Pick out every line holding the string "Jean" and copy it.

• **Exercise input**
********

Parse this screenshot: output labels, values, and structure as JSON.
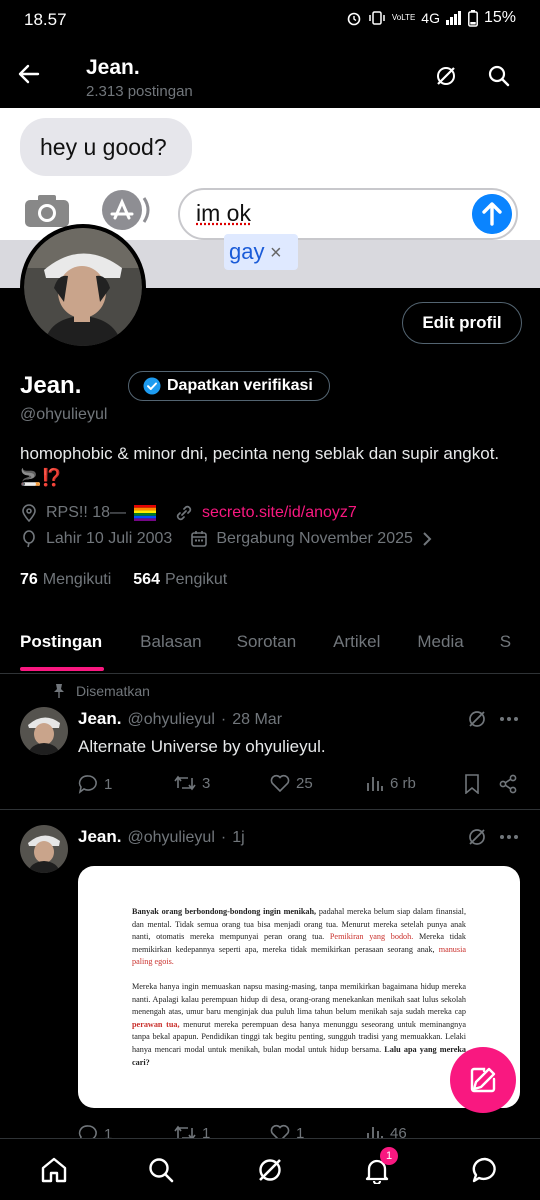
{
  "status_bar": {
    "time": "18.57",
    "battery": "15%",
    "network": "4G"
  },
  "header": {
    "title": "Jean.",
    "post_count": "2.313 postingan"
  },
  "banner": {
    "bubble_text": "hey u good?",
    "message_text": "im ok",
    "autocorrect_suggestion": "gay",
    "autocorrect_dismiss": "×"
  },
  "profile": {
    "edit_button": "Edit profil",
    "name": "Jean.",
    "verify_button": "Dapatkan verifikasi",
    "handle": "@ohyulieyul",
    "bio": "homophobic & minor dni, pecinta neng seblak dan supir angkot. 🚬⁉️",
    "location": "RPS!! 18—",
    "link": "secreto.site/id/anoyz7",
    "birthday": "Lahir 10 Juli 2003",
    "joined": "Bergabung November 2025",
    "following_count": "76",
    "following_label": "Mengikuti",
    "followers_count": "564",
    "followers_label": "Pengikut"
  },
  "tabs": [
    "Postingan",
    "Balasan",
    "Sorotan",
    "Artikel",
    "Media",
    "S"
  ],
  "active_tab": "Postingan",
  "posts": [
    {
      "pinned_label": "Disematkan",
      "name": "Jean.",
      "handle": "@ohyulieyul",
      "sep": "·",
      "time": "28 Mar",
      "text": "Alternate Universe by ohyulieyul.",
      "replies": "1",
      "reposts": "3",
      "likes": "25",
      "views": "6 rb"
    },
    {
      "name": "Jean.",
      "handle": "@ohyulieyul",
      "sep": "·",
      "time": "1j",
      "replies": "1",
      "reposts": "1",
      "likes": "1",
      "views": "46",
      "image_doc": {
        "p1_bold": "Banyak orang berbondong-bondong ingin menikah,",
        "p1_a": " padahal mereka belum siap dalam finansial, dan mental. Tidak semua orang tua bisa menjadi orang tua. Menurut mereka setelah punya anak nanti, otomatis mereka mempunyai peran orang tua. ",
        "p1_red1": "Pemikiran yang bodoh.",
        "p1_b": " Mereka tidak memikirkan kedepannya seperti apa, mereka tidak memikirkan perasaan seorang anak, ",
        "p1_red2": "manusia paling egois.",
        "p2_a": "Mereka hanya ingin memuaskan napsu masing-masing, tanpa memikirkan bagaimana hidup mereka nanti. Apalagi kalau perempuan hidup di desa, orang-orang menekankan menikah saat lulus sekolah menengah atas, umur baru menginjak dua puluh lima tahun belum menikah saja sudah mereka cap ",
        "p2_red": "perawan tua,",
        "p2_b": " menurut mereka perempuan desa hanya menunggu seseorang untuk meminangnya tanpa bekal apapun. Pendidikan tinggi tak begitu penting, sungguh tradisi yang memuakkan. Lelaki hanya mencari modal untuk menikah, bulan modal untuk hidup bersama. ",
        "p2_bold": "Lalu apa yang mereka cari?"
      }
    }
  ],
  "nav": {
    "notification_badge": "1"
  },
  "colors": {
    "accent": "#f91880",
    "verified": "#1d9bf0",
    "muted": "#71767b"
  }
}
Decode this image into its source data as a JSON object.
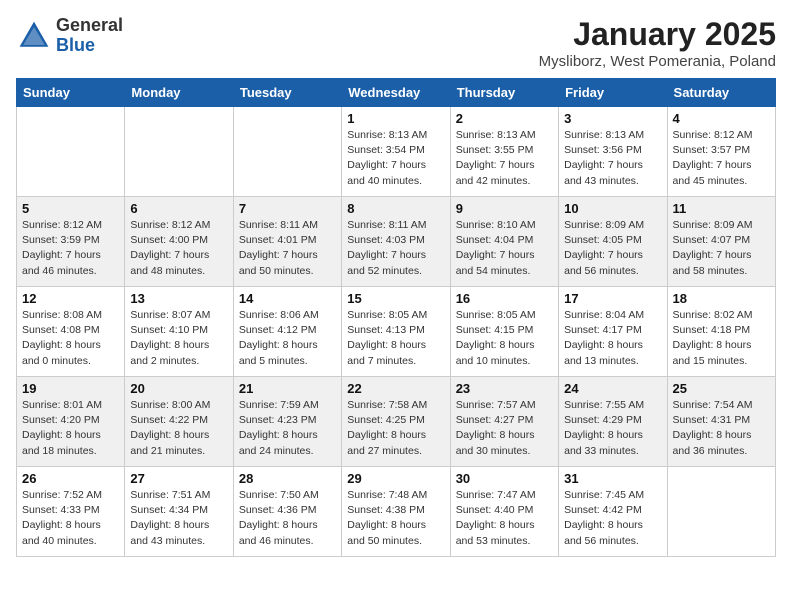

********

• **Problem solution**
    "title": "Jean.",
    "name": "Jean.",
      "name": "Jean.",
      "name": "Jean.",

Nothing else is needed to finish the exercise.